## Data for the task
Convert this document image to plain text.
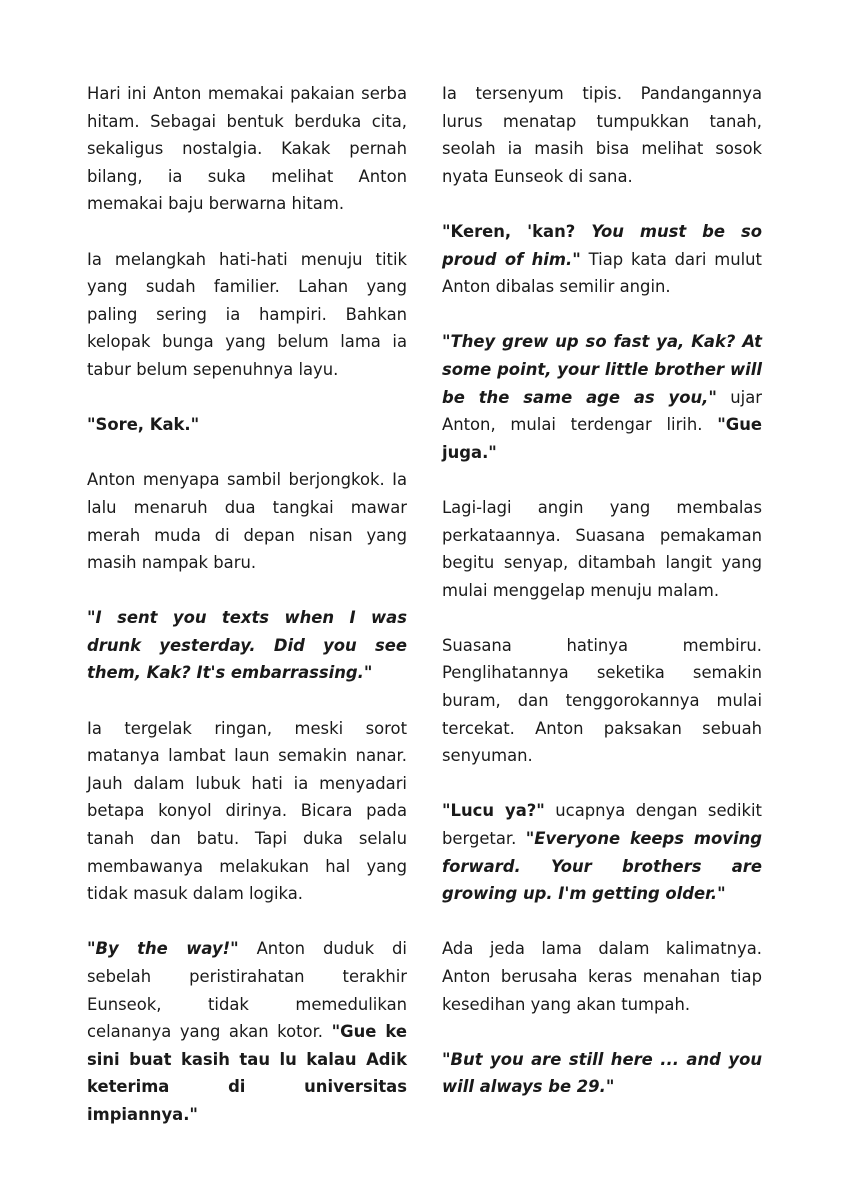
Hari ini Anton memakai pakaian serba hitam. Sebagai bentuk berduka cita, sekaligus nostalgia. Kakak pernah bilang, ia suka melihat Anton memakai baju berwarna hitam.

Ia melangkah hati-hati menuju titik yang sudah familier. Lahan yang paling sering ia hampiri. Bahkan kelopak bunga yang belum lama ia tabur belum sepenuhnya layu.

"Sore, Kak."

Anton menyapa sambil berjongkok. Ia lalu menaruh dua tangkai mawar merah muda di depan nisan yang masih nampak baru.

"I sent you texts when I was drunk yesterday. Did you see them, Kak? It's embarrassing."

Ia tergelak ringan, meski sorot matanya lambat laun semakin nanar. Jauh dalam lubuk hati ia menyadari betapa konyol dirinya. Bicara pada tanah dan batu. Tapi duka selalu membawanya melakukan hal yang tidak masuk dalam logika.

"By the way!" Anton duduk di sebelah peristirahatan terakhir Eunseok, tidak memedulikan celananya yang akan kotor. "Gue ke sini buat kasih tau lu kalau Adik keterima di universitas impiannya."

Ia tersenyum tipis. Pandangannya lurus menatap tumpukkan tanah, seolah ia masih bisa melihat sosok nyata Eunseok di sana.

"Keren, 'kan? You must be so proud of him." Tiap kata dari mulut Anton dibalas semilir angin.

"They grew up so fast ya, Kak? At some point, your little brother will be the same age as you," ujar Anton, mulai terdengar lirih. "Gue juga."

Lagi-lagi angin yang membalas perkataannya. Suasana pemakaman begitu senyap, ditambah langit yang mulai menggelap menuju malam.

Suasana hatinya membiru. Penglihatannya seketika semakin buram, dan tenggorokannya mulai tercekat. Anton paksakan sebuah senyuman.

"Lucu ya?" ucapnya dengan sedikit bergetar. "Everyone keeps moving forward. Your brothers are growing up. I'm getting older."

Ada jeda lama dalam kalimatnya. Anton berusaha keras menahan tiap kesedihan yang akan tumpah.

"But you are still here ... and you will always be 29."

## Challenge
Retype the listing exactly. Pictures do not belong in the copy.

## Response below
Convert this document image to plain text.
Hari ini Anton memakai pakaian serba hitam. Sebagai bentuk berduka cita, sekaligus nostalgia. Kakak pernah bilang, ia suka melihat Anton memakai baju berwarna hitam.

Ia melangkah hati-hati menuju titik yang sudah familier. Lahan yang paling sering ia hampiri. Bahkan kelopak bunga yang belum lama ia tabur belum sepenuhnya layu.

"Sore, Kak."

Anton menyapa sambil berjongkok. Ia lalu menaruh dua tangkai mawar merah muda di depan nisan yang masih nampak baru.

"I sent you texts when I was drunk yesterday. Did you see them, Kak? It's embarrassing."

Ia tergelak ringan, meski sorot matanya lambat laun semakin nanar. Jauh dalam lubuk hati ia menyadari betapa konyol dirinya. Bicara pada tanah dan batu. Tapi duka selalu membawanya melakukan hal yang tidak masuk dalam logika.

"By the way!" Anton duduk di sebelah peristirahatan terakhir Eunseok, tidak memedulikan celananya yang akan kotor. "Gue ke sini buat kasih tau lu kalau Adik keterima di universitas impiannya."

Ia tersenyum tipis. Pandangannya lurus menatap tumpukkan tanah, seolah ia masih bisa melihat sosok nyata Eunseok di sana.

"Keren, 'kan? You must be so proud of him." Tiap kata dari mulut Anton dibalas semilir angin.

"They grew up so fast ya, Kak? At some point, your little brother will be the same age as you," ujar Anton, mulai terdengar lirih. "Gue juga."

Lagi-lagi angin yang membalas perkataannya. Suasana pemakaman begitu senyap, ditambah langit yang mulai menggelap menuju malam.

Suasana hatinya membiru. Penglihatannya seketika semakin buram, dan tenggorokannya mulai tercekat. Anton paksakan sebuah senyuman.

"Lucu ya?" ucapnya dengan sedikit bergetar. "Everyone keeps moving forward. Your brothers are growing up. I'm getting older."

Ada jeda lama dalam kalimatnya. Anton berusaha keras menahan tiap kesedihan yang akan tumpah.

"But you are still here ... and you will always be 29."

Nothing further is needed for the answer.